Directions for this task
Among the entries, which lines carry the string "ylabel"? Copy each of them.

+-------+

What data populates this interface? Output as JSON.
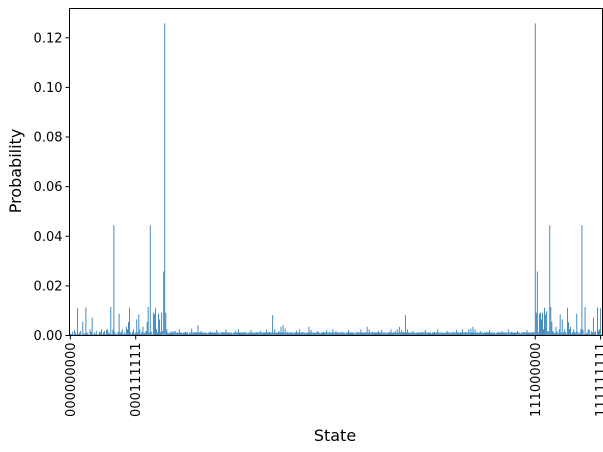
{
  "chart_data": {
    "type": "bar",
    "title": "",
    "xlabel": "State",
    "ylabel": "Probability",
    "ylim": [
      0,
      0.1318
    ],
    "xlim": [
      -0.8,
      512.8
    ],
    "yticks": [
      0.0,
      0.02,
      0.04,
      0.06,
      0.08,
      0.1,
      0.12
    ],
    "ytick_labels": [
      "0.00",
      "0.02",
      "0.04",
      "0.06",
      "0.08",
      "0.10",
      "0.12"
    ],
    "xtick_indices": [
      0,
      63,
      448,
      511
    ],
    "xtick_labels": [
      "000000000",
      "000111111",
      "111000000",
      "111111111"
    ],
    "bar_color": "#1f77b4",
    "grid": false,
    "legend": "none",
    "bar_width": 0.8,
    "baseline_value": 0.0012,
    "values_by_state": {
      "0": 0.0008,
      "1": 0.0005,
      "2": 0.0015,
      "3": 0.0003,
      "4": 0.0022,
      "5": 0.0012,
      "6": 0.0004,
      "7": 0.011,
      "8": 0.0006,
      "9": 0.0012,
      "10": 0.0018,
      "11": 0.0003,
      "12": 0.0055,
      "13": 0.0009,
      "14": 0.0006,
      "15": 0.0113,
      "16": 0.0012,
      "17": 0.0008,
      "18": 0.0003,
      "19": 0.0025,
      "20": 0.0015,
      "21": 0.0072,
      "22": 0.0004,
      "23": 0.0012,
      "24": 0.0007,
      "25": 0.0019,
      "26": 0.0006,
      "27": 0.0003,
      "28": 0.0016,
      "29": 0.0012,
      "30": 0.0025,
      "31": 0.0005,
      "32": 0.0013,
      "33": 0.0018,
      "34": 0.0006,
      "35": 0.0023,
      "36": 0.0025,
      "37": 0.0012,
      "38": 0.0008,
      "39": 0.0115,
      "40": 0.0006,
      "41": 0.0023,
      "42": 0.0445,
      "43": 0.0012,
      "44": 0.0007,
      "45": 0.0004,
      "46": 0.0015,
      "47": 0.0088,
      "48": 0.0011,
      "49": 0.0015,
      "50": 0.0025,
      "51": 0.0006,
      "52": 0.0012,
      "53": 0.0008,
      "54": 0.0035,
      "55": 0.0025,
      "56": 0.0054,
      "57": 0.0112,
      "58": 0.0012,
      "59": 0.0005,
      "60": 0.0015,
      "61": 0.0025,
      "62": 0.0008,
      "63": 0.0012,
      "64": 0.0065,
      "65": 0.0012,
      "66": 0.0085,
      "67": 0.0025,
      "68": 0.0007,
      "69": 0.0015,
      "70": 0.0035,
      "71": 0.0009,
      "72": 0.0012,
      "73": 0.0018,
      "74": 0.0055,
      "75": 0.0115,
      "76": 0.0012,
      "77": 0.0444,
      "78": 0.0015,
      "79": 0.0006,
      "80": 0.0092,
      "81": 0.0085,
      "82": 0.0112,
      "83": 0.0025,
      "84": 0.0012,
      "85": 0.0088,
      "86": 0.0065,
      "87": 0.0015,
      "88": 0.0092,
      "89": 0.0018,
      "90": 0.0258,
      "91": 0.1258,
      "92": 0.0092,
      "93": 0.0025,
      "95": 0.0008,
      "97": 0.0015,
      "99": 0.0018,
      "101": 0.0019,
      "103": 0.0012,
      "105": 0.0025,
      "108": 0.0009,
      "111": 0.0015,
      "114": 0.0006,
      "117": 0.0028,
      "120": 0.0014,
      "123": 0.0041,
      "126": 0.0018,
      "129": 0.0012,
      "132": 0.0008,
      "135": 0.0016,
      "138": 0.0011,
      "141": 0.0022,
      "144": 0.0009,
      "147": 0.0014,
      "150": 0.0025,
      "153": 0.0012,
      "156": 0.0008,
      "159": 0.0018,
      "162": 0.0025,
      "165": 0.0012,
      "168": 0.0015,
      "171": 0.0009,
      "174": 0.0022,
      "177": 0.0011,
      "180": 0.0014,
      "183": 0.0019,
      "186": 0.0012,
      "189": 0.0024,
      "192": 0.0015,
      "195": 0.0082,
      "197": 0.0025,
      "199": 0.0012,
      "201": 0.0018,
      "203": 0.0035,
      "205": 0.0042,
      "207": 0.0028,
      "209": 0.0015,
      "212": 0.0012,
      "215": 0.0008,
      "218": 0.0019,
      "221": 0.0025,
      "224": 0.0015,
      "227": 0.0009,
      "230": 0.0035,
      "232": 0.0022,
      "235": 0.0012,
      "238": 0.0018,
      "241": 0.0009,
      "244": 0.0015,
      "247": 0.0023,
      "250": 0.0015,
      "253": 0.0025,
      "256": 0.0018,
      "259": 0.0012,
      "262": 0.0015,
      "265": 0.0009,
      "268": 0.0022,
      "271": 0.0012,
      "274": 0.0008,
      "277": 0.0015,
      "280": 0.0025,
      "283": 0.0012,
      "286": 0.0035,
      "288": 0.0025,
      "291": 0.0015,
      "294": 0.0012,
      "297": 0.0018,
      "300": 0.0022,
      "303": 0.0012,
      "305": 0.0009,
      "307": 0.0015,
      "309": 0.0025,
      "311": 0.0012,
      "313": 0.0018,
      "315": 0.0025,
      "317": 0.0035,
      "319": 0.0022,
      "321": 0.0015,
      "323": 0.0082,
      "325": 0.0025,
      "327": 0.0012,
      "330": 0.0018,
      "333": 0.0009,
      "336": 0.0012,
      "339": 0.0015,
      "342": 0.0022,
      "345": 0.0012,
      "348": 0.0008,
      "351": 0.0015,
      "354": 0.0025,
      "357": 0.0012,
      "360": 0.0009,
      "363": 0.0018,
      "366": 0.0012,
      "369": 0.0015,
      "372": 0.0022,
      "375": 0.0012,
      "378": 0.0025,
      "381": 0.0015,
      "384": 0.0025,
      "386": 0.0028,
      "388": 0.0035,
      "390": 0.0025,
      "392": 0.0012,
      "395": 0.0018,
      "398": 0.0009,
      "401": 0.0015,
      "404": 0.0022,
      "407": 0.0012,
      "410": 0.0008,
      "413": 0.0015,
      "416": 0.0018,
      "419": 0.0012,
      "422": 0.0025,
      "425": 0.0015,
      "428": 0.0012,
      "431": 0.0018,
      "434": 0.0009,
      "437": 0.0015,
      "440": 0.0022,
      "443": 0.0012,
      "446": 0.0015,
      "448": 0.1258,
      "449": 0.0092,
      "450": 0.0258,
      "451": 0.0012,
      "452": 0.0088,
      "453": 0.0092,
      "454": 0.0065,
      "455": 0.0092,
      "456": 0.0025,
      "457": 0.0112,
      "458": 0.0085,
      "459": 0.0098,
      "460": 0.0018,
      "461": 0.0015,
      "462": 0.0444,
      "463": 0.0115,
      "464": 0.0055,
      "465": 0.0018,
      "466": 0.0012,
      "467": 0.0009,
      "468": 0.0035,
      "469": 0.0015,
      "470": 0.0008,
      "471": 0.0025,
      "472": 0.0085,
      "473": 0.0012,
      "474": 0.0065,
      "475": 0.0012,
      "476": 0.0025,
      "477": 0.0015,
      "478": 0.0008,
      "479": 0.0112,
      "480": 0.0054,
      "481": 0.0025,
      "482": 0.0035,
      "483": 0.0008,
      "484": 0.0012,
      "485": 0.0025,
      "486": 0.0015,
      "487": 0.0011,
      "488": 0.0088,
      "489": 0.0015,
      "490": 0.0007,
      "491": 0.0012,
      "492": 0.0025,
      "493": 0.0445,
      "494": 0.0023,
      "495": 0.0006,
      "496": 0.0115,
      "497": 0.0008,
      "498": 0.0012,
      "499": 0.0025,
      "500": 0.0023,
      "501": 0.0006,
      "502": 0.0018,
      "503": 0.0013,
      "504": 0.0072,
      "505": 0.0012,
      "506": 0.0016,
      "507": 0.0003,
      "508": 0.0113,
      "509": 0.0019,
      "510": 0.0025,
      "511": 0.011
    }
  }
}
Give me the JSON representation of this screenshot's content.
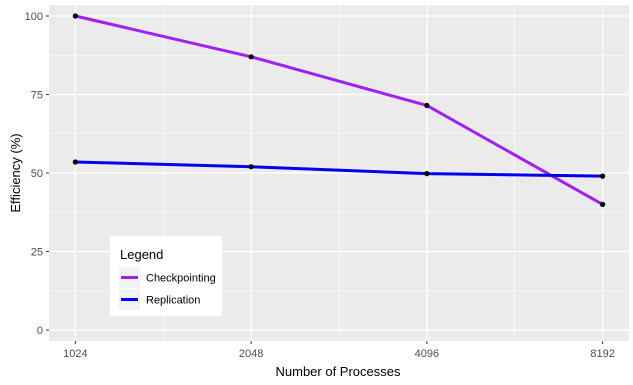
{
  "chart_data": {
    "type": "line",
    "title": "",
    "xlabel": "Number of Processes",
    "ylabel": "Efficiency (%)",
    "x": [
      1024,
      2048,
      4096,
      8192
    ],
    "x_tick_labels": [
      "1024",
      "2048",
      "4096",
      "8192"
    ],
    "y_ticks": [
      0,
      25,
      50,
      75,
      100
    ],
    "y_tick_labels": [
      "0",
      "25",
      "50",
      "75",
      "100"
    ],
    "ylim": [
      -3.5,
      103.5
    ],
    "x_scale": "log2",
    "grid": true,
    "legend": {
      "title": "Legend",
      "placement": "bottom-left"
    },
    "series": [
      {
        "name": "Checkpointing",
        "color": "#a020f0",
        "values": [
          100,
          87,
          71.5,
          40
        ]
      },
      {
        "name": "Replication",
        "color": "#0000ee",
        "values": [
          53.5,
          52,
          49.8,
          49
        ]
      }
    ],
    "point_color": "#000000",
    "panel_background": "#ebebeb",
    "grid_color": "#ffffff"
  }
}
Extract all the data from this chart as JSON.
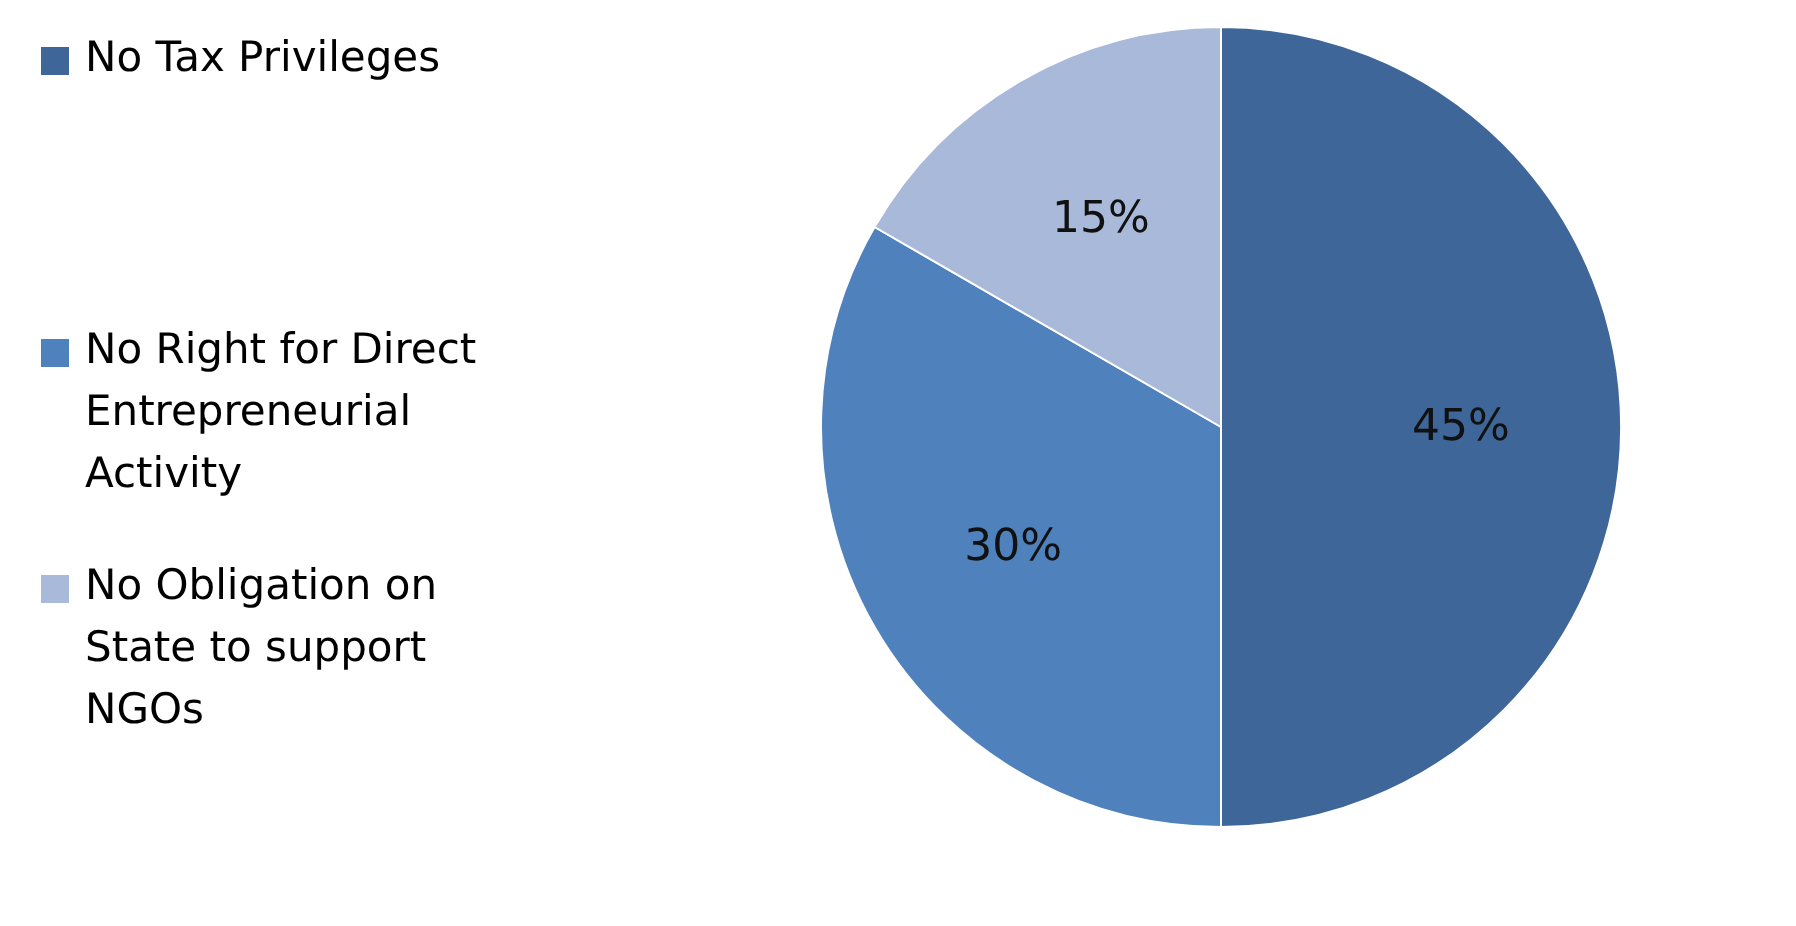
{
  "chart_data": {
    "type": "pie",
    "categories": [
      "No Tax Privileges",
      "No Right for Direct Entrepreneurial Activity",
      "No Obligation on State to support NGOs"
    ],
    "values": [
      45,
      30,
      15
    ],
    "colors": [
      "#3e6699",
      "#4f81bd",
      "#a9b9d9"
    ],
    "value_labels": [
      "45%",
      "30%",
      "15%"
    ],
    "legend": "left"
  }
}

+-------+

Response
    "ylabel": "Probability",
    "ylabel": "Efficiency (%)",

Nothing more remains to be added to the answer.